__Exercise task__.
Could you return each line from the one bearing "Extract all readable text from this page." through the last line of the entries, exactly as it stands, with no pictures?
++++ Supplied records
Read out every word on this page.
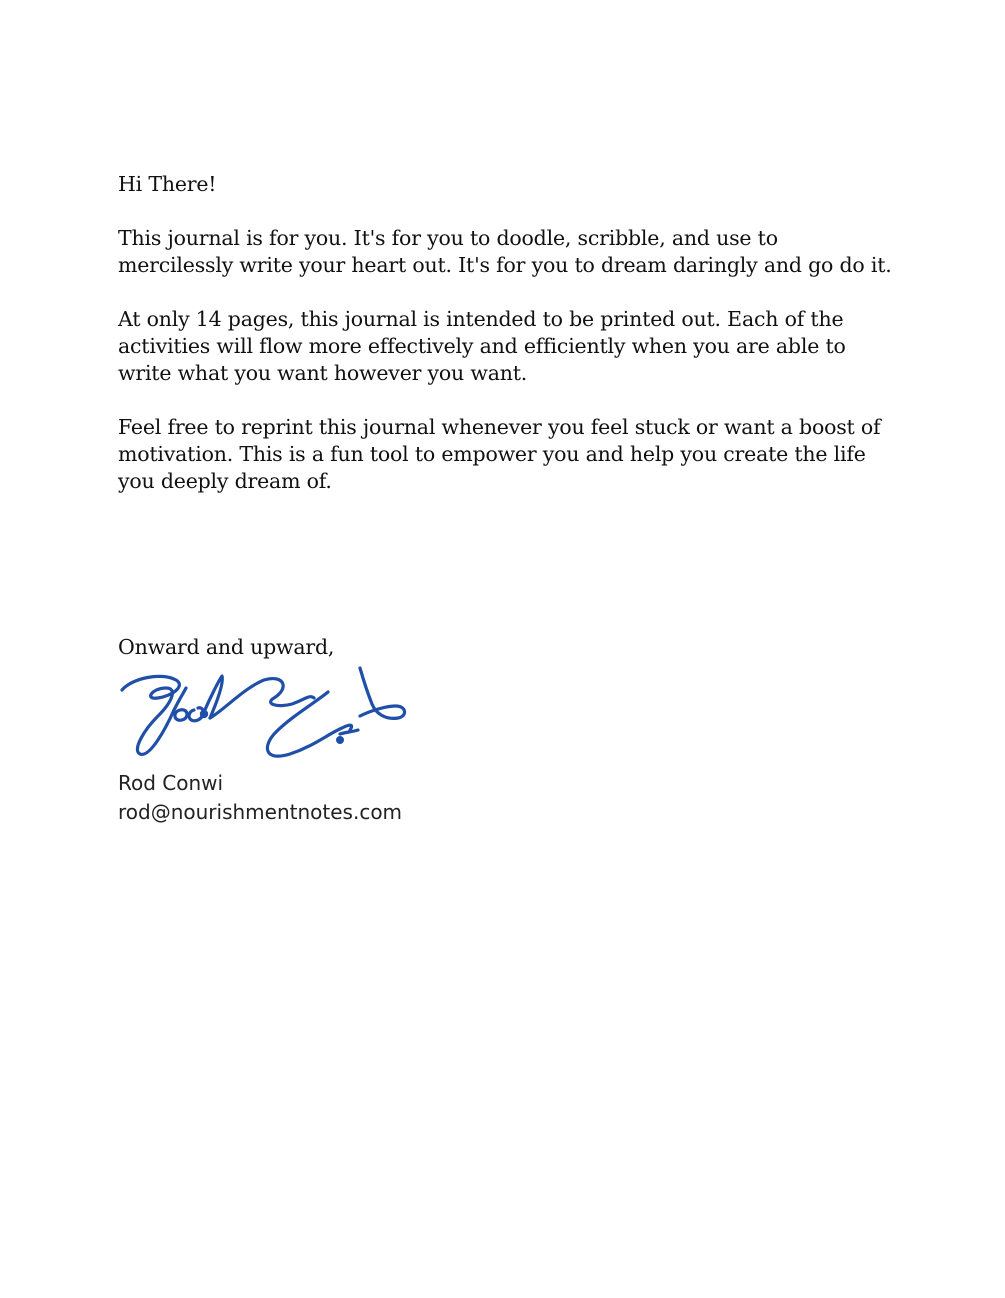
Hi There!

This journal is for you. It's for you to doodle, scribble, and use to mercilessly write your heart out. It's for you to dream daringly and go do it.

At only 14 pages, this journal is intended to be printed out. Each of the activities will flow more effectively and efficiently when you are able to write what you want however you want.

Feel free to reprint this journal whenever you feel stuck or want a boost of motivation. This is a fun tool to empower you and help you create the life you deeply dream of.

Onward and upward,
Rod Conwi
rod@nourishmentnotes.com
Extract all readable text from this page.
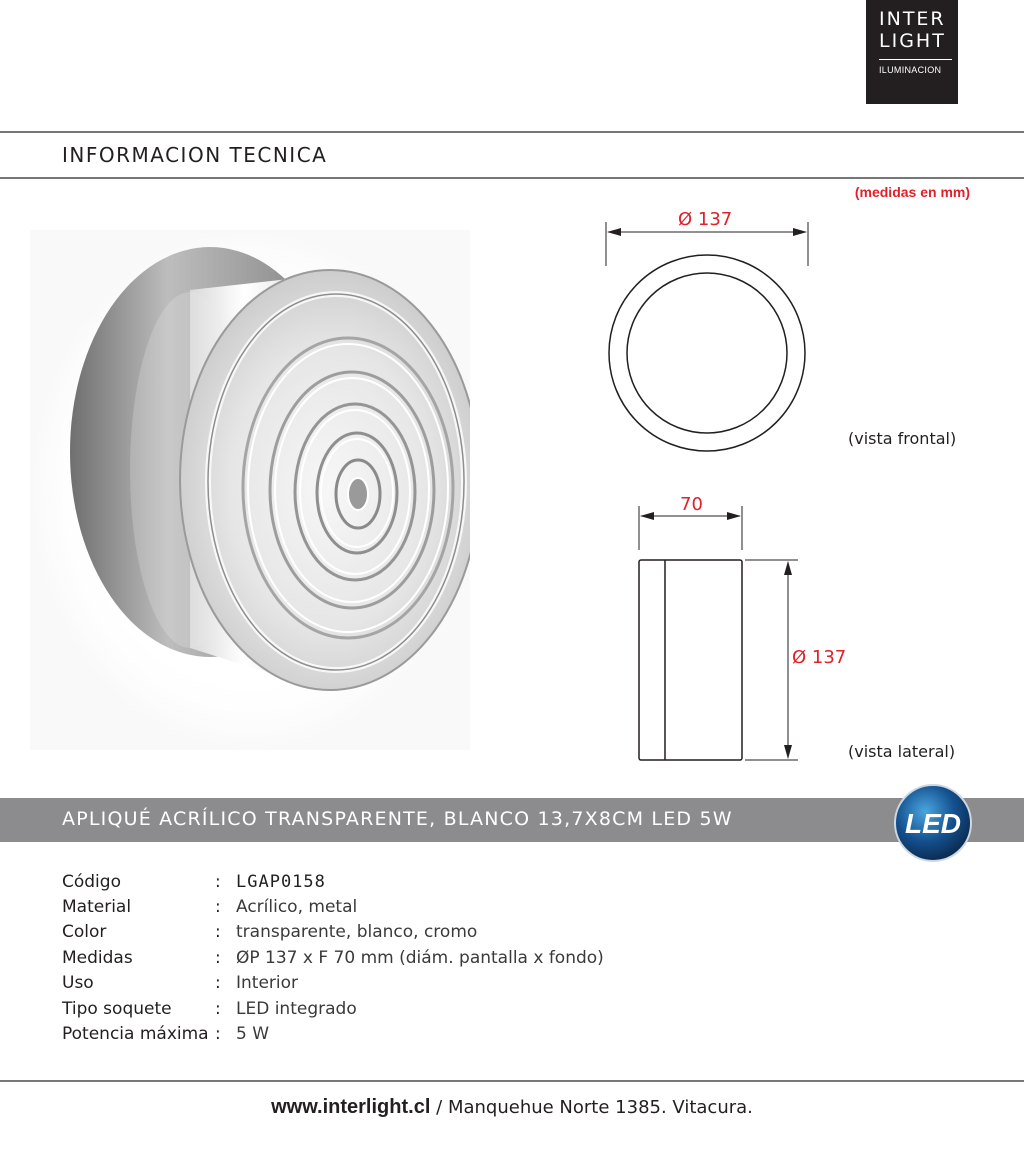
INTER
LIGHT
ILUMINACION
INFORMACION TECNICA
(medidas en mm)
Ø 137
(vista frontal)
70
Ø 137
(vista lateral)
APLIQUÉ ACRÍLICO TRANSPARENTE, BLANCO 13,7X8CM LED 5W	LED
Código	: LGAP0158
Material	: Acrílico, metal
Color	: transparente, blanco, cromo
Medidas	: ØP 137 x F 70 mm (diám. pantalla x fondo)
Uso	: Interior
Tipo soquete	: LED integrado
Potencia máxima : 5 W
www.interlight.cl / Manquehue Norte 1385. Vitacura.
++++++++
__Written reply__.
Extract all readable text from this page.
INTER
LIGHT
ILUMINACION
INFORMACION TECNICA
(medidas en mm)
Ø 137
(vista frontal)
70
Ø 137
(vista lateral)
APLIQUÉ ACRÍLICO TRANSPARENTE, BLANCO 13,7X8CM LED 5W	LED
Código	: LGAP0158
Material	: Acrílico, metal
Color	: transparente, blanco, cromo
Medidas	: ØP 137 x F 70 mm (diám. pantalla x fondo)
Uso	: Interior
Tipo soquete	: LED integrado
Potencia máxima : 5 W
www.interlight.cl / Manquehue Norte 1385. Vitacura.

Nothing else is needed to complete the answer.